▸ **Exercise brief**:
Find each line in the following listing that has the string "ситуации", then state the count and nothing else.

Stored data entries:
* begin *

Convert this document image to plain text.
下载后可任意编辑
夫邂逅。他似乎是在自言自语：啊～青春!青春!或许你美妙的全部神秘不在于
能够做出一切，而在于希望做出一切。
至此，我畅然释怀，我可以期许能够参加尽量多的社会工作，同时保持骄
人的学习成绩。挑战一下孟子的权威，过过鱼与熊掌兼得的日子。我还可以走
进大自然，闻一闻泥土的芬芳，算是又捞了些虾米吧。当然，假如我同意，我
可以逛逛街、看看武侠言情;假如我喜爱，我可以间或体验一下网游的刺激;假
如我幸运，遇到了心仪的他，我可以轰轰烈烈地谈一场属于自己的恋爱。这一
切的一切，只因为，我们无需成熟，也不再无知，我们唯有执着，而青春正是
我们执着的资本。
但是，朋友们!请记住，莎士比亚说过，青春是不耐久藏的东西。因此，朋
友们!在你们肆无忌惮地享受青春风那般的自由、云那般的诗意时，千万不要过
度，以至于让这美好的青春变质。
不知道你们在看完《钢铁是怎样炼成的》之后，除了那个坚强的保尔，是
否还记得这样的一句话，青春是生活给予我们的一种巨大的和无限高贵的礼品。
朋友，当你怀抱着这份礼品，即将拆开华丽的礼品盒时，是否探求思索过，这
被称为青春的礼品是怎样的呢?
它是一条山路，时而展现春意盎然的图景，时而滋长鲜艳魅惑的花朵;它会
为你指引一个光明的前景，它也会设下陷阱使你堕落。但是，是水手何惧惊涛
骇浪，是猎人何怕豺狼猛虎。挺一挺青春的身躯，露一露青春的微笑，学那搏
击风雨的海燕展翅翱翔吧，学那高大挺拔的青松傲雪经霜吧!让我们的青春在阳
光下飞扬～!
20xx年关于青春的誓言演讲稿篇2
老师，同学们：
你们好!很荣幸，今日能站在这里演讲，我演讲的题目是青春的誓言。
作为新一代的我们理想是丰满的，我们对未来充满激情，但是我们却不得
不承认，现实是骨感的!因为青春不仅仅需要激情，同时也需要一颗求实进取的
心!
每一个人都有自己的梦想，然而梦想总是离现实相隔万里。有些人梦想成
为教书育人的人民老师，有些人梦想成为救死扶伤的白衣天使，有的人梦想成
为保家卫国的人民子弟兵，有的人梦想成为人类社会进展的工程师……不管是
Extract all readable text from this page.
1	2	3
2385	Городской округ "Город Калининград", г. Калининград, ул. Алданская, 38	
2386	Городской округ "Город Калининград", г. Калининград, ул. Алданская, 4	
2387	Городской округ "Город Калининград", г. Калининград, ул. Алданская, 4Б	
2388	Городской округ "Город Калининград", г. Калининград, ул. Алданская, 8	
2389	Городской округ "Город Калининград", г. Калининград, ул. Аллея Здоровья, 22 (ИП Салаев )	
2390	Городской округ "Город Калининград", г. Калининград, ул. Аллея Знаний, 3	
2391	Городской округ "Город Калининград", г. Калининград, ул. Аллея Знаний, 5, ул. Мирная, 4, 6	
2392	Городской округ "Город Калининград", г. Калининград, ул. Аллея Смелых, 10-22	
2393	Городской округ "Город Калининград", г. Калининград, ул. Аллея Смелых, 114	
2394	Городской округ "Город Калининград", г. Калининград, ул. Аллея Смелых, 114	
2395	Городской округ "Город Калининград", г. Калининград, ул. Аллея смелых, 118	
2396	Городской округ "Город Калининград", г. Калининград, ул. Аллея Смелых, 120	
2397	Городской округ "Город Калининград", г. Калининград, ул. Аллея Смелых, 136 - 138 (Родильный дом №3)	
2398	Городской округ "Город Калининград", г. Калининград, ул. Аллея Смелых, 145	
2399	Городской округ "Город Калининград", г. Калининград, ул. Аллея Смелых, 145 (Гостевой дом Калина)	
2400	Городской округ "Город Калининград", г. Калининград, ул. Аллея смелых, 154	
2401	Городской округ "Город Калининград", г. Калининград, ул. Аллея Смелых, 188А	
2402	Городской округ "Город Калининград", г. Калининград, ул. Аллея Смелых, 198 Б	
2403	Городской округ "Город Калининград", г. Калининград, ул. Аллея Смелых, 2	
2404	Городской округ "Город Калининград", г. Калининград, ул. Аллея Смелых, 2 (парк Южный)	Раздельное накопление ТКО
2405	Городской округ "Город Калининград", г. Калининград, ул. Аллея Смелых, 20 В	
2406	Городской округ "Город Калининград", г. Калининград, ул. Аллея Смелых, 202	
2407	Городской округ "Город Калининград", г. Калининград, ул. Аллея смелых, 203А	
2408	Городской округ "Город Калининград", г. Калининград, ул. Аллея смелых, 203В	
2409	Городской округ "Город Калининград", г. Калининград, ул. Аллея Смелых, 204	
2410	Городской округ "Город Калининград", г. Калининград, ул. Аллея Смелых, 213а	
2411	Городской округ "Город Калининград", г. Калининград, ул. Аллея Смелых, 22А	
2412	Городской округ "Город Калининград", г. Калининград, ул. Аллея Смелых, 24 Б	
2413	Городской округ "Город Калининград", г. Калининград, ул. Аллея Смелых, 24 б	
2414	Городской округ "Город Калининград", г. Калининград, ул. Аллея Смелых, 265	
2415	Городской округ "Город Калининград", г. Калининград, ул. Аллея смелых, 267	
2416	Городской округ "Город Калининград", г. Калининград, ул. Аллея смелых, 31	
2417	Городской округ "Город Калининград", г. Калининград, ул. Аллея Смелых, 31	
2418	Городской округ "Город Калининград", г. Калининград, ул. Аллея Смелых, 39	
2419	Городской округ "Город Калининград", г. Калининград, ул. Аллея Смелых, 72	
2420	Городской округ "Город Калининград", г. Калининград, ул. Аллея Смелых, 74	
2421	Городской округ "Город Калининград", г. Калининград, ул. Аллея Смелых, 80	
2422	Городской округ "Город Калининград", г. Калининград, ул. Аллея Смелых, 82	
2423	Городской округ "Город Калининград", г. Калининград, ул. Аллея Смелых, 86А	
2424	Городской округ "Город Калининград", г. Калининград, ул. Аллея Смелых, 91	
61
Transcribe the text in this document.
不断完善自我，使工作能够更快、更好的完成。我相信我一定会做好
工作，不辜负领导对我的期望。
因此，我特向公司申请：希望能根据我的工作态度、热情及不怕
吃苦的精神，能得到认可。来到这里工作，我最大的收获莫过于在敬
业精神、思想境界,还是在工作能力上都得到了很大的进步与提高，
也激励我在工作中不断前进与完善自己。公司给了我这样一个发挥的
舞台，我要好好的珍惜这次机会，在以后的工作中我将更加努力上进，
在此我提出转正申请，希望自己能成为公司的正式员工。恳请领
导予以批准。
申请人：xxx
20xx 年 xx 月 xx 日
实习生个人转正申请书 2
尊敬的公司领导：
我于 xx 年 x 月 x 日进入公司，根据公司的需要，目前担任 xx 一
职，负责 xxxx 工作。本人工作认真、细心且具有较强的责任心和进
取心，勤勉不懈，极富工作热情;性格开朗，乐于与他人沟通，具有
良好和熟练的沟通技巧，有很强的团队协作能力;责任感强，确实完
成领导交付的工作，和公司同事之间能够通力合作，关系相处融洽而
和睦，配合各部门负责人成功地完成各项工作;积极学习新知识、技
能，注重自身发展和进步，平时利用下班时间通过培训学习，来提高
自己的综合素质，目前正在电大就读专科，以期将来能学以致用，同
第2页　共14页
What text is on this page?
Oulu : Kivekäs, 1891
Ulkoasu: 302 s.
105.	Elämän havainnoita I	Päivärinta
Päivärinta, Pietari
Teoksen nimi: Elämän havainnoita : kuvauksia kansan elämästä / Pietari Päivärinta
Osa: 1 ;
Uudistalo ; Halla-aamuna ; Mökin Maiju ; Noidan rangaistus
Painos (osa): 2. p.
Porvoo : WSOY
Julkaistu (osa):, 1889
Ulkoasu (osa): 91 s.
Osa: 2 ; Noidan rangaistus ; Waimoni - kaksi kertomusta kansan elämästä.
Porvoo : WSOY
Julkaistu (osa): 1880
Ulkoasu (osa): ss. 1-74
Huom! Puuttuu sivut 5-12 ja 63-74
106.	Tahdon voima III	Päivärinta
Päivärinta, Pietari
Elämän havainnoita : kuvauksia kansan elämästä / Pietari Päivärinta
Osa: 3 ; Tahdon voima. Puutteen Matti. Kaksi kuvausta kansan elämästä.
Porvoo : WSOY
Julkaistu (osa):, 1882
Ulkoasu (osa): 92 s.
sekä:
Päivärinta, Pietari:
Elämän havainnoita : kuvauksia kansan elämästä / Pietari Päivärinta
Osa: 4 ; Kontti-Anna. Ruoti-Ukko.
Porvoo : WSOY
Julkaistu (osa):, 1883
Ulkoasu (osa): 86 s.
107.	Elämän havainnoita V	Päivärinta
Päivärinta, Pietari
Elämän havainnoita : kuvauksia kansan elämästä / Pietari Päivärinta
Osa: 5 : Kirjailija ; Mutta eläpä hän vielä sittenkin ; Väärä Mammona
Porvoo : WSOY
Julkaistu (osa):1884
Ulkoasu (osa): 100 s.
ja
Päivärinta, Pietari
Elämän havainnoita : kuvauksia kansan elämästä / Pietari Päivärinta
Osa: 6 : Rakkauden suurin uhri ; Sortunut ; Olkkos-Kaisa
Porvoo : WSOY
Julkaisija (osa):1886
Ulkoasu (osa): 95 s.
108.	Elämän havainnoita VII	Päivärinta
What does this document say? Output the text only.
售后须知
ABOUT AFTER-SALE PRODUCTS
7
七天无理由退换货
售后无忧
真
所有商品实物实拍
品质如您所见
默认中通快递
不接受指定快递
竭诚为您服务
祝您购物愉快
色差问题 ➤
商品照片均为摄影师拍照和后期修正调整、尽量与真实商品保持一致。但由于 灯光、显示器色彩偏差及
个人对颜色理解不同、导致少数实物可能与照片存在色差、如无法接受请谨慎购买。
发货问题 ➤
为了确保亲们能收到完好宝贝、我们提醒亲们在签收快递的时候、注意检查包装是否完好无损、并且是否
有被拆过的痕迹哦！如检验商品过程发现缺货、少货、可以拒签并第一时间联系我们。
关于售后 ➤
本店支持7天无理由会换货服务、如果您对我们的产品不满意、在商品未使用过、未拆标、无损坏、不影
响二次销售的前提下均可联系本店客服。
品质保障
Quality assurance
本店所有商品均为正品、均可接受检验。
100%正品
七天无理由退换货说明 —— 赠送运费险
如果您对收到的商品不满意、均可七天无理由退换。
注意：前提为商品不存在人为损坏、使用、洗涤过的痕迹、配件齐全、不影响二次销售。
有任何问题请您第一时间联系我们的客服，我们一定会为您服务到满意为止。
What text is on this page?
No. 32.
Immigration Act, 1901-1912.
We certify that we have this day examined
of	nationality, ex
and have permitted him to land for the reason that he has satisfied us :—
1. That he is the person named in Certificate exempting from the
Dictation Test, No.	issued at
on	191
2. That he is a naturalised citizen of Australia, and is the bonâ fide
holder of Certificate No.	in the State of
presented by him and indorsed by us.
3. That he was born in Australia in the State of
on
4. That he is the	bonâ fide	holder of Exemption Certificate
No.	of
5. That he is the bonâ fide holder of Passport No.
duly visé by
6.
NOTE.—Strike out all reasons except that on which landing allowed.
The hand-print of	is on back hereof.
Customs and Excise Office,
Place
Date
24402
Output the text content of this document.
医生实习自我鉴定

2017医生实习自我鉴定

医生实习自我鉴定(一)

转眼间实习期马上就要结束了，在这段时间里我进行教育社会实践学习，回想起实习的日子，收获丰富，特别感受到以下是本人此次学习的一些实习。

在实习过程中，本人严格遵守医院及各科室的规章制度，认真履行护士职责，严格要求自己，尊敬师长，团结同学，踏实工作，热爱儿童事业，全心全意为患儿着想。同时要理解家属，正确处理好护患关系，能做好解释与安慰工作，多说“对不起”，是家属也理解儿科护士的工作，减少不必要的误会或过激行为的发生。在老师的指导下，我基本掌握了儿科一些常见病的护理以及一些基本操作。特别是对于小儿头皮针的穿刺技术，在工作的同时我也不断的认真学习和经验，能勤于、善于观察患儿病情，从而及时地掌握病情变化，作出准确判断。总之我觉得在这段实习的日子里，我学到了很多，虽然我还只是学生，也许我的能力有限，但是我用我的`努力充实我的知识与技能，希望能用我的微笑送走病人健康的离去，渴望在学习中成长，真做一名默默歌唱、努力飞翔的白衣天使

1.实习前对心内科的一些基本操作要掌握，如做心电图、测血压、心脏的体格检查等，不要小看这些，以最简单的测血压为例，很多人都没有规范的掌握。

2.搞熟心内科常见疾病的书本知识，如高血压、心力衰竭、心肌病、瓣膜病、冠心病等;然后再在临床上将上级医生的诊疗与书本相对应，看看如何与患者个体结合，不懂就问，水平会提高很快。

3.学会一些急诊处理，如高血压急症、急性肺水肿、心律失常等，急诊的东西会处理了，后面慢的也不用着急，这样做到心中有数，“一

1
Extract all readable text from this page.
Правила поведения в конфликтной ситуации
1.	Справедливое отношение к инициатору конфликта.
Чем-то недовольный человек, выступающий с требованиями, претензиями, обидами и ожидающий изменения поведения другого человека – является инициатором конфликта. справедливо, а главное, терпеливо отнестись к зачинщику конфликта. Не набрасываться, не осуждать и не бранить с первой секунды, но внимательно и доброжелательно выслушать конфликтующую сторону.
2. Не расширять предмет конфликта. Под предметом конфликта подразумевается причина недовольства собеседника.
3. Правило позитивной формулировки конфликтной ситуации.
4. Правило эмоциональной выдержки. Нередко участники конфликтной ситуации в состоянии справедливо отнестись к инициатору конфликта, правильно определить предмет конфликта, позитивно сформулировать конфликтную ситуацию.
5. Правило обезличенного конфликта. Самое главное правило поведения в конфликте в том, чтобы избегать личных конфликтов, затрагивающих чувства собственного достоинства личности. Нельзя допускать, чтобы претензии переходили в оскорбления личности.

* end *

▸ **Solution to the problem**:
3